▶ _Your task_
Give every entry again, word for word and in full.

▶ _Data lines_

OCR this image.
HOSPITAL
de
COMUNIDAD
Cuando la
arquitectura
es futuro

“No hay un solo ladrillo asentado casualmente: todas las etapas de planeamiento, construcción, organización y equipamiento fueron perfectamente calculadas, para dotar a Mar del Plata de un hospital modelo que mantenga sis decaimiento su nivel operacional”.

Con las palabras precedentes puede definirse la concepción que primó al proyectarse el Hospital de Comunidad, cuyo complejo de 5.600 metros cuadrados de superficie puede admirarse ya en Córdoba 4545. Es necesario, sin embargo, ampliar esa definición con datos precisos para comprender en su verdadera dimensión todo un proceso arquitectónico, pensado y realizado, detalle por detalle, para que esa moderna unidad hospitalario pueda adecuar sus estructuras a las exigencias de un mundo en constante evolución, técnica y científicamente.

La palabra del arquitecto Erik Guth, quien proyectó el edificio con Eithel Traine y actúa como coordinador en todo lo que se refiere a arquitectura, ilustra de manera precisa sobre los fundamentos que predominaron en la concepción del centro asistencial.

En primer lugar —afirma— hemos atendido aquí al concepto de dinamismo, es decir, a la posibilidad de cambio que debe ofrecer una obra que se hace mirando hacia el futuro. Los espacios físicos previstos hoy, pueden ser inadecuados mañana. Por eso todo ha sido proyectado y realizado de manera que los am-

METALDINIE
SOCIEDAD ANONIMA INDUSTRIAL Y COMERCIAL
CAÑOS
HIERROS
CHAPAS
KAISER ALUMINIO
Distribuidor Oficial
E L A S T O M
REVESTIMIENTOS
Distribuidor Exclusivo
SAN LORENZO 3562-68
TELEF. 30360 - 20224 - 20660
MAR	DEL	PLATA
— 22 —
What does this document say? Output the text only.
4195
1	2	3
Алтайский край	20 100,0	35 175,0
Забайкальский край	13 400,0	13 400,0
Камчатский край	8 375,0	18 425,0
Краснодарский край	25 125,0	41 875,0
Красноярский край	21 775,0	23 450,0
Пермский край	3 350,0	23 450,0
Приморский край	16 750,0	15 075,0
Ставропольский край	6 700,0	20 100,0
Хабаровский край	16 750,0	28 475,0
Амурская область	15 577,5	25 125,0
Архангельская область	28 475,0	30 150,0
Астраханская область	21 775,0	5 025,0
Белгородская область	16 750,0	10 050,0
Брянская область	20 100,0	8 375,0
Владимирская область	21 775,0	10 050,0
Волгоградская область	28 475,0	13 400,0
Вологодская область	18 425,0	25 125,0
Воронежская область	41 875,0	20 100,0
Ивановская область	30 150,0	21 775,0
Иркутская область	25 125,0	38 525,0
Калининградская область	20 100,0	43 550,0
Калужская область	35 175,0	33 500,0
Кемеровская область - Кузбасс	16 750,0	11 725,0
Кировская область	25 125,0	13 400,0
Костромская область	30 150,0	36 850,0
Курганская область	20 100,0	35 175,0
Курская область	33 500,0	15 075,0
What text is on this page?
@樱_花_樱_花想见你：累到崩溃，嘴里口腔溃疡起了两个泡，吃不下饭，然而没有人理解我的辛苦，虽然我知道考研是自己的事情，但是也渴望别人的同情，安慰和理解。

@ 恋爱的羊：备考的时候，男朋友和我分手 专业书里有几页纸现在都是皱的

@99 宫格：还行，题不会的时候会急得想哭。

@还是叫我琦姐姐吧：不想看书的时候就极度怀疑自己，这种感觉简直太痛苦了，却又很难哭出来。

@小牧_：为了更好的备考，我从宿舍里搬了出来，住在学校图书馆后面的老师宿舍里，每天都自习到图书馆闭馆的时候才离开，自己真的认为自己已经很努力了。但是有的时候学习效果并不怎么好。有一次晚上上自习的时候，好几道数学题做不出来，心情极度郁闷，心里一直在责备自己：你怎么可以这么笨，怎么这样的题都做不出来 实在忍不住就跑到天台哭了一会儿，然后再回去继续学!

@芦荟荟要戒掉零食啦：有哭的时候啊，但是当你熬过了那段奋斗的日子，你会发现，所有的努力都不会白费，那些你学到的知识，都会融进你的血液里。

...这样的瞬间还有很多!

▶ _Task answer_
OCR this image.
HOSPITAL
de
COMUNIDAD
Cuando la
arquitectura
es futuro

“No hay un solo ladrillo asentado casualmente: todas las etapas de planeamiento, construcción, organización y equipamiento fueron perfectamente calculadas, para dotar a Mar del Plata de un hospital modelo que mantenga sis decaimiento su nivel operacional”.

Con las palabras precedentes puede definirse la concepción que primó al proyectarse el Hospital de Comunidad, cuyo complejo de 5.600 metros cuadrados de superficie puede admirarse ya en Córdoba 4545. Es necesario, sin embargo, ampliar esa definición con datos precisos para comprender en su verdadera dimensión todo un proceso arquitectónico, pensado y realizado, detalle por detalle, para que esa moderna unidad hospitalario pueda adecuar sus estructuras a las exigencias de un mundo en constante evolución, técnica y científicamente.

La palabra del arquitecto Erik Guth, quien proyectó el edificio con Eithel Traine y actúa como coordinador en todo lo que se refiere a arquitectura, ilustra de manera precisa sobre los fundamentos que predominaron en la concepción del centro asistencial.

En primer lugar —afirma— hemos atendido aquí al concepto de dinamismo, es decir, a la posibilidad de cambio que debe ofrecer una obra que se hace mirando hacia el futuro. Los espacios físicos previstos hoy, pueden ser inadecuados mañana. Por eso todo ha sido proyectado y realizado de manera que los am-

METALDINIE
SOCIEDAD ANONIMA INDUSTRIAL Y COMERCIAL
CAÑOS
HIERROS
CHAPAS
KAISER ALUMINIO
Distribuidor Oficial
E L A S T O M
REVESTIMIENTOS
Distribuidor Exclusivo
SAN LORENZO 3562-68
TELEF. 30360 - 20224 - 20660
MAR	DEL	PLATA
— 22 —
What does this document say? Output the text only.
4195
1	2	3
Алтайский край	20 100,0	35 175,0
Забайкальский край	13 400,0	13 400,0
Камчатский край	8 375,0	18 425,0
Краснодарский край	25 125,0	41 875,0
Красноярский край	21 775,0	23 450,0
Пермский край	3 350,0	23 450,0
Приморский край	16 750,0	15 075,0
Ставропольский край	6 700,0	20 100,0
Хабаровский край	16 750,0	28 475,0
Амурская область	15 577,5	25 125,0
Архангельская область	28 475,0	30 150,0
Астраханская область	21 775,0	5 025,0
Белгородская область	16 750,0	10 050,0
Брянская область	20 100,0	8 375,0
Владимирская область	21 775,0	10 050,0
Волгоградская область	28 475,0	13 400,0
Вологодская область	18 425,0	25 125,0
Воронежская область	41 875,0	20 100,0
Ивановская область	30 150,0	21 775,0
Иркутская область	25 125,0	38 525,0
Калининградская область	20 100,0	43 550,0
Калужская область	35 175,0	33 500,0
Кемеровская область - Кузбасс	16 750,0	11 725,0
Кировская область	25 125,0	13 400,0
Костромская область	30 150,0	36 850,0
Курганская область	20 100,0	35 175,0
Курская область	33 500,0	15 075,0
What text is on this page?
@樱_花_樱_花想见你：累到崩溃，嘴里口腔溃疡起了两个泡，吃不下饭，然而没有人理解我的辛苦，虽然我知道考研是自己的事情，但是也渴望别人的同情，安慰和理解。

@ 恋爱的羊：备考的时候，男朋友和我分手 专业书里有几页纸现在都是皱的

@99 宫格：还行，题不会的时候会急得想哭。

@还是叫我琦姐姐吧：不想看书的时候就极度怀疑自己，这种感觉简直太痛苦了，却又很难哭出来。

@小牧_：为了更好的备考，我从宿舍里搬了出来，住在学校图书馆后面的老师宿舍里，每天都自习到图书馆闭馆的时候才离开，自己真的认为自己已经很努力了。但是有的时候学习效果并不怎么好。有一次晚上上自习的时候，好几道数学题做不出来，心情极度郁闷，心里一直在责备自己：你怎么可以这么笨，怎么这样的题都做不出来 实在忍不住就跑到天台哭了一会儿，然后再回去继续学!

@芦荟荟要戒掉零食啦：有哭的时候啊，但是当你熬过了那段奋斗的日子，你会发现，所有的努力都不会白费，那些你学到的知识，都会融进你的血液里。

...这样的瞬间还有很多!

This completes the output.